TASK GOAL: Output every entry exactly as written, skipping any pictures.

[Collection entries]
☆ ☆ ☆ ☆ ☆

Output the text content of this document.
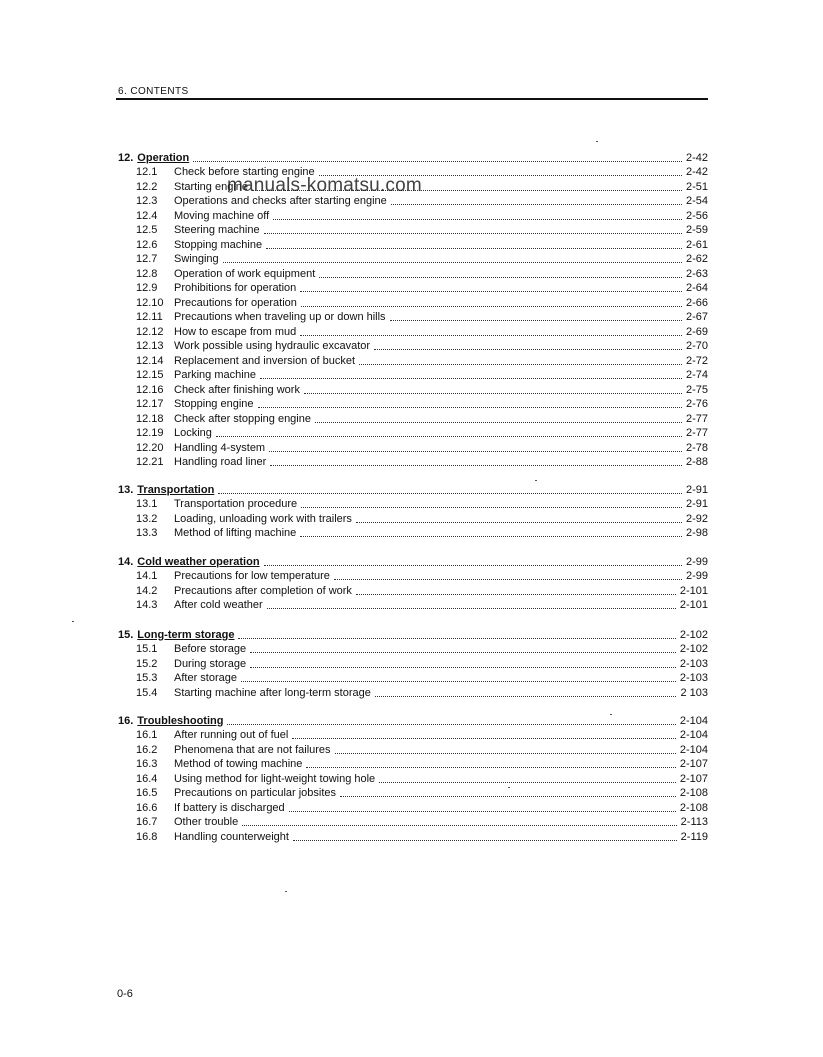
6. CONTENTS
12. Operation	2-42
12.1	Check before starting engine	2-42
12.2	Starting engine	2-51
12.3	Operations and checks after starting engine	2-54
12.4	Moving machine off	2-56
12.5	Steering machine	2-59
12.6	Stopping machine	2-61
12.7	Swinging	2-62
12.8	Operation of work equipment	2-63
12.9	Prohibitions for operation	2-64
12.10 Precautions for operation	2-66
12.11	Precautions when traveling up or down hills	2-67
12.12 How to escape from mud	2-69
12.13 Work possible using hydraulic excavator	2-70
12.14 Replacement and inversion of bucket	2-72
12.15 Parking machine	2-74
12.16 Check after finishing work	2-75
12.17 Stopping engine	2-76
12.18 Check after stopping engine	2-77
12.19 Locking	2-77
12.20 Handling 4-system	2-78
12.21 Handling road liner	2-88
13. Transportation	2-91
13.1	Transportation procedure	2-91
13.2	Loading, unloading work with trailers	2-92
13.3	Method of lifting machine	2-98
14. Cold weather operation	2-99
14.1	Precautions for low temperature	2-99
14.2	Precautions after completion of work	2-101
14.3	After cold weather	2-101
15. Long-term storage	2-102
15.1	Before storage	2-102
15.2	During storage	2-103
15.3	After storage	2-103
15.4	Starting machine after long-term storage	2 103
16. Troubleshooting	2-104
16.1	After running out of fuel	2-104
16.2	Phenomena that are not failures	2-104
16.3	Method of towing machine	2-107
16.4	Using method for light-weight towing hole	2-107
16.5	Precautions on particular jobsites	2-108
16.6	If battery is discharged	2-108
16.7	Other trouble	2-113
16.8	Handling counterweight	2-119
manuals-komatsu.com
0-6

☆ ☆ ☆ ☆ ☆

PROBLEM SOLUTION:
Output the text content of this document.
6. CONTENTS
12. Operation	2-42
12.1	Check before starting engine	2-42
12.2	Starting engine	2-51
12.3	Operations and checks after starting engine	2-54
12.4	Moving machine off	2-56
12.5	Steering machine	2-59
12.6	Stopping machine	2-61
12.7	Swinging	2-62
12.8	Operation of work equipment	2-63
12.9	Prohibitions for operation	2-64
12.10 Precautions for operation	2-66
12.11	Precautions when traveling up or down hills	2-67
12.12 How to escape from mud	2-69
12.13 Work possible using hydraulic excavator	2-70
12.14 Replacement and inversion of bucket	2-72
12.15 Parking machine	2-74
12.16 Check after finishing work	2-75
12.17 Stopping engine	2-76
12.18 Check after stopping engine	2-77
12.19 Locking	2-77
12.20 Handling 4-system	2-78
12.21 Handling road liner	2-88
13. Transportation	2-91
13.1	Transportation procedure	2-91
13.2	Loading, unloading work with trailers	2-92
13.3	Method of lifting machine	2-98
14. Cold weather operation	2-99
14.1	Precautions for low temperature	2-99
14.2	Precautions after completion of work	2-101
14.3	After cold weather	2-101
15. Long-term storage	2-102
15.1	Before storage	2-102
15.2	During storage	2-103
15.3	After storage	2-103
15.4	Starting machine after long-term storage	2 103
16. Troubleshooting	2-104
16.1	After running out of fuel	2-104
16.2	Phenomena that are not failures	2-104
16.3	Method of towing machine	2-107
16.4	Using method for light-weight towing hole	2-107
16.5	Precautions on particular jobsites	2-108
16.6	If battery is discharged	2-108
16.7	Other trouble	2-113
16.8	Handling counterweight	2-119
manuals-komatsu.com
0-6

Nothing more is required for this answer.